▶ **Records for processing**:
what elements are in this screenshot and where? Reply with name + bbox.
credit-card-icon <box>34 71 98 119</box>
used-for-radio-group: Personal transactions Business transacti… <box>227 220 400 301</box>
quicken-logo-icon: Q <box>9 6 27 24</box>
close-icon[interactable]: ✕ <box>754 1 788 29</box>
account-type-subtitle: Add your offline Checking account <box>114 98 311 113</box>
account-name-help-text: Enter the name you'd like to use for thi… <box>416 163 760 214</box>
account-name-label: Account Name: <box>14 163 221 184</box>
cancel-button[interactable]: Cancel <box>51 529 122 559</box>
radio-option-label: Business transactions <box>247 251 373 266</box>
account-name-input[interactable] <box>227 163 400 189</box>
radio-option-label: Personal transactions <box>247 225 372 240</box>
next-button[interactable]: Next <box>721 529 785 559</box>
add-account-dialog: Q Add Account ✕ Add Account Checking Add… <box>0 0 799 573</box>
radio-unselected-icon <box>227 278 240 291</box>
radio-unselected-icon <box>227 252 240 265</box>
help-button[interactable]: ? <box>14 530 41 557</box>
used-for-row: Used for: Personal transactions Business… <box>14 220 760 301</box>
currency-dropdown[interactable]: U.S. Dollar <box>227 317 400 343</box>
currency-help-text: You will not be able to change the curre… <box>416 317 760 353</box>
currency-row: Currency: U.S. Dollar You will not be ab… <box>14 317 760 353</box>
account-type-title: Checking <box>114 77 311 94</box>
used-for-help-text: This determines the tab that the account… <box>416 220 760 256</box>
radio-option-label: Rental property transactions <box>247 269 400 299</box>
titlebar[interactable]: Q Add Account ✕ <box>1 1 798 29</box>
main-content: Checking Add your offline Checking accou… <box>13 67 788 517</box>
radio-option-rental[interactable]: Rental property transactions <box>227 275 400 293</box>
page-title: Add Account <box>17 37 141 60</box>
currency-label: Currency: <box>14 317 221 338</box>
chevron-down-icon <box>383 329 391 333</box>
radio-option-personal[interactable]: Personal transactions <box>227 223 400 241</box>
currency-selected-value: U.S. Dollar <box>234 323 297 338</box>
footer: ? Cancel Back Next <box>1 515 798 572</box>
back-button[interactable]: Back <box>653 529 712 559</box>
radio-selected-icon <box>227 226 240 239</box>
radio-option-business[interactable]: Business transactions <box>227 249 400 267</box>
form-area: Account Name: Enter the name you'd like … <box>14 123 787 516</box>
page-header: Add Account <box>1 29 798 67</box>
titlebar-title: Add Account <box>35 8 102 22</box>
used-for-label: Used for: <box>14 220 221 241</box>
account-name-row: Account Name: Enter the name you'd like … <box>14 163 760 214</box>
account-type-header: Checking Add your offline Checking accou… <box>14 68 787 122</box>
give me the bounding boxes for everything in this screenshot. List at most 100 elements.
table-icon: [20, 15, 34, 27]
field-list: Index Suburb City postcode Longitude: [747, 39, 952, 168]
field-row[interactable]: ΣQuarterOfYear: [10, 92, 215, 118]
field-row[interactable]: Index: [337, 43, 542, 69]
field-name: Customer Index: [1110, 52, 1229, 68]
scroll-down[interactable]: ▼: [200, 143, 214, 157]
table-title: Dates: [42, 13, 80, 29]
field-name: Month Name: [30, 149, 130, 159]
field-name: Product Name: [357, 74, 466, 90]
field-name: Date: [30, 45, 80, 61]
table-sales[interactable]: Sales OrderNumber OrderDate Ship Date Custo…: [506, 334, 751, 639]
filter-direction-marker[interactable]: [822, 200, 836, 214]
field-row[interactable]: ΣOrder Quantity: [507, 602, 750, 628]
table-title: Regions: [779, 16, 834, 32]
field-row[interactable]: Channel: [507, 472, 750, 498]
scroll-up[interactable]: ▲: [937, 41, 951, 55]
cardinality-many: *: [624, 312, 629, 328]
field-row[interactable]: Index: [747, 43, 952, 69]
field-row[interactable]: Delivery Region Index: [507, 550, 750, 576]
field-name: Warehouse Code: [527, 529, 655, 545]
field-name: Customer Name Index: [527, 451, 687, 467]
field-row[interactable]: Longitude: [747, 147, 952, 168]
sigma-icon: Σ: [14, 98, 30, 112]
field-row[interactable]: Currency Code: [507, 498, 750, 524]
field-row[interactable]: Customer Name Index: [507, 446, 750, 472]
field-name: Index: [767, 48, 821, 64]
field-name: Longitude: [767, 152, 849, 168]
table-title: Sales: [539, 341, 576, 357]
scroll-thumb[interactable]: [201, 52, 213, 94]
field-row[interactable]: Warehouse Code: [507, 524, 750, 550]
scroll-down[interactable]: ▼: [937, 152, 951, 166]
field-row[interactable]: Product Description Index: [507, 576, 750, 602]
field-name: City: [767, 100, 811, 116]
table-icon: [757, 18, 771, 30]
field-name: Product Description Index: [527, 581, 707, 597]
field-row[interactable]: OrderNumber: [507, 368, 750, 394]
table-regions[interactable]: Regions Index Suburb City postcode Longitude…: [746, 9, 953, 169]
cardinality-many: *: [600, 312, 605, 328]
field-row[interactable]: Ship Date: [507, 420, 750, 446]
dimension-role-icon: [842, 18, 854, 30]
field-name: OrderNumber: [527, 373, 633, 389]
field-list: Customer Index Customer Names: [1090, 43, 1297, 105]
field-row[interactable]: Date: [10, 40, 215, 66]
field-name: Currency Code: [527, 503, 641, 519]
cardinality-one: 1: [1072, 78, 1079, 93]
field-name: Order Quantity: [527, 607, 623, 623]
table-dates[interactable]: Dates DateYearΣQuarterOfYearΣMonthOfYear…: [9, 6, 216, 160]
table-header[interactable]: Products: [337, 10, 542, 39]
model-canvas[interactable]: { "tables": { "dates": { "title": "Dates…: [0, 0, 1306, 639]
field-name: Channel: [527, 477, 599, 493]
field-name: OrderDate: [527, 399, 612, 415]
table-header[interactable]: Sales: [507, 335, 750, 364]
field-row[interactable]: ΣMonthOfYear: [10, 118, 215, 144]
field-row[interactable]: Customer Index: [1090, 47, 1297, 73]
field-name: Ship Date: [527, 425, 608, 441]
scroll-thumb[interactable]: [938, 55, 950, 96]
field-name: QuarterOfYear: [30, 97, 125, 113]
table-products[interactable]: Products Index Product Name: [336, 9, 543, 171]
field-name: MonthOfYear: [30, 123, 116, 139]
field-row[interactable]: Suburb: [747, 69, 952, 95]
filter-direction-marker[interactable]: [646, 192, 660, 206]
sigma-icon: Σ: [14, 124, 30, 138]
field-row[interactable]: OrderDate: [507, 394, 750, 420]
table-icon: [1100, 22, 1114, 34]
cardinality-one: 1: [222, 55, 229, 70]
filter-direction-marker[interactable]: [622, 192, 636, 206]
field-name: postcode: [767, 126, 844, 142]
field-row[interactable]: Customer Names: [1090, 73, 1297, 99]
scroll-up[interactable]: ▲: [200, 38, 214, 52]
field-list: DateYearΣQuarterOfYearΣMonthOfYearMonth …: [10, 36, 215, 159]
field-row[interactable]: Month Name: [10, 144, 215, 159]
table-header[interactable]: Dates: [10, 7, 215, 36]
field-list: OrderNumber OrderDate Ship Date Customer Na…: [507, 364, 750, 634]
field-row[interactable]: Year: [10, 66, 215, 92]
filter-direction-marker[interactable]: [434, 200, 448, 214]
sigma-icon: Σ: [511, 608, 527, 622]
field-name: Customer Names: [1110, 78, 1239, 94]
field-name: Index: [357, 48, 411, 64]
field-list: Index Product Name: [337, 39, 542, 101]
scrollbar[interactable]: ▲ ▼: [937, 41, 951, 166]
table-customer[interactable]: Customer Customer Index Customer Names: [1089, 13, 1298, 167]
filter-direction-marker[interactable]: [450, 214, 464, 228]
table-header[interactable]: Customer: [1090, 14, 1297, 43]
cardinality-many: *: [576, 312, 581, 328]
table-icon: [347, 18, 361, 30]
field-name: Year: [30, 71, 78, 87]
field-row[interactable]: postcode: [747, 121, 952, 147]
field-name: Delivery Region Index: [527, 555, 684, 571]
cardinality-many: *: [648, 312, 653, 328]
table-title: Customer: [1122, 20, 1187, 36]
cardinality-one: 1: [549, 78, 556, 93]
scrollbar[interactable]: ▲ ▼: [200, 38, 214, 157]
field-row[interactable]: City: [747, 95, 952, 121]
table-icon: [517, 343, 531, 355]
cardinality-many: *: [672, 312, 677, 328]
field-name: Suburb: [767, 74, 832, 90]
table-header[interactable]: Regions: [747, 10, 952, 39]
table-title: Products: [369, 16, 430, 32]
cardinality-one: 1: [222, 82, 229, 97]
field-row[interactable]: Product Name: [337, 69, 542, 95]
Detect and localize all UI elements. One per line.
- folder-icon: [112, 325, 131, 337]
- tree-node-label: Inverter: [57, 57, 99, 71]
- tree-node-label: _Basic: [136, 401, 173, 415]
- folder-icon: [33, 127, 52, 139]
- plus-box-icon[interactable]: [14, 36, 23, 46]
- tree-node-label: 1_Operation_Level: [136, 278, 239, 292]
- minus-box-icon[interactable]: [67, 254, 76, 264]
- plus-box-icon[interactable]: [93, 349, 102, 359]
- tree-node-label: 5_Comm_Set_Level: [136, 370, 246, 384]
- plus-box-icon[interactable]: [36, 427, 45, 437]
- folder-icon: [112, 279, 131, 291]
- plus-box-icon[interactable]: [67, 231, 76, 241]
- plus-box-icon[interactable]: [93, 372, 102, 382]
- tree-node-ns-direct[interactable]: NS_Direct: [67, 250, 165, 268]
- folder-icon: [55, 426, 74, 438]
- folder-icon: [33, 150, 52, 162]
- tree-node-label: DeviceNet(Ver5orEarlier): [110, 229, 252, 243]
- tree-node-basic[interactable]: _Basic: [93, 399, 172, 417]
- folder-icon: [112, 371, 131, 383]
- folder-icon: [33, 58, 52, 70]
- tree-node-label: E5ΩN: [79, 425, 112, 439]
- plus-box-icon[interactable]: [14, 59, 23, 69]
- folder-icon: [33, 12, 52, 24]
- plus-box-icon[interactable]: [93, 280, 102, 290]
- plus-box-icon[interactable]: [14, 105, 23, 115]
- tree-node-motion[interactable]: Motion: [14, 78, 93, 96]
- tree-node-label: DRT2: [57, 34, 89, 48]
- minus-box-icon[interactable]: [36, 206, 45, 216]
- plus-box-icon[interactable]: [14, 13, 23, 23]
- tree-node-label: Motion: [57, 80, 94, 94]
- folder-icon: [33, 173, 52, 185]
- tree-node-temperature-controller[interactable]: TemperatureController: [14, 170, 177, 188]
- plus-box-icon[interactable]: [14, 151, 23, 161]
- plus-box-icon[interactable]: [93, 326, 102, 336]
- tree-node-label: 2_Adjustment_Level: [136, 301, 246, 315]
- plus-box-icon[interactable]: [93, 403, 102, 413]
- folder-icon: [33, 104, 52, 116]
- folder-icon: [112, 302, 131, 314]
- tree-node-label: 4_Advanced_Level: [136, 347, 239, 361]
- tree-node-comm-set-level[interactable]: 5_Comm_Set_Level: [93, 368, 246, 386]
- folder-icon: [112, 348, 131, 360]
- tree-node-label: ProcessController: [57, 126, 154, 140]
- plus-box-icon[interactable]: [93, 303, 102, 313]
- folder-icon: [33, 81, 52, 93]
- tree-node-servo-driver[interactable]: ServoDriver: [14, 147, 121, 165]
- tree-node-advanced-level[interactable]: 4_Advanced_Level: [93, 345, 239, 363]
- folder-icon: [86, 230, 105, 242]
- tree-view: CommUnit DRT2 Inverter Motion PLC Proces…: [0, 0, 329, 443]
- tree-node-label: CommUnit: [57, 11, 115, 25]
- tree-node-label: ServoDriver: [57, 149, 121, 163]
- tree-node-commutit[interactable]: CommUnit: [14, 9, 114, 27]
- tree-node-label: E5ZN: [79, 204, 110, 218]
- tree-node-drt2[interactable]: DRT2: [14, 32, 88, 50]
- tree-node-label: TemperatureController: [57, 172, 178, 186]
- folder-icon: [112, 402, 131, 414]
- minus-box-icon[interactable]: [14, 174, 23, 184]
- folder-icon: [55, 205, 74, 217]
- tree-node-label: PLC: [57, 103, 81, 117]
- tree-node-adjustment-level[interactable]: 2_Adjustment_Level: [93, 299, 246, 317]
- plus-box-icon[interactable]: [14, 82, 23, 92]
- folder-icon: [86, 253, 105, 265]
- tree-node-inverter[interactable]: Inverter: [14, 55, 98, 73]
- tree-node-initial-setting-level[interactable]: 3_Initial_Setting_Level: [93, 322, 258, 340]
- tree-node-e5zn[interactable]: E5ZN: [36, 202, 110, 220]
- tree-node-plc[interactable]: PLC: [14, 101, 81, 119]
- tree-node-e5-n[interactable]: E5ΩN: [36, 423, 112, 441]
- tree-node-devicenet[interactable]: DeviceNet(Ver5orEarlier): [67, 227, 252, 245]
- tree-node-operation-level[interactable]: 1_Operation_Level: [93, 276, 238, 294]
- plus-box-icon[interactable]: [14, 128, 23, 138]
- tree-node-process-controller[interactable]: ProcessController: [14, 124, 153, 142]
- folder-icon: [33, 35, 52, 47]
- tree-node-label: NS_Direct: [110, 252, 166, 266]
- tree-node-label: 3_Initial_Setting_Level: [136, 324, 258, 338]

▶ **Exercise instructions**: Copy out verbatim the records from their first line through the line containing "account-type-subtitle: Add your", including both of those lines.

▶ **Task result**:
what elements are in this screenshot and where? Reply with name + bbox.
credit-card-icon <box>34 71 98 119</box>
used-for-radio-group: Personal transactions Business transacti… <box>227 220 400 301</box>
quicken-logo-icon: Q <box>9 6 27 24</box>
close-icon[interactable]: ✕ <box>754 1 788 29</box>
account-type-subtitle: Add your offline Checking account <box>114 98 311 113</box>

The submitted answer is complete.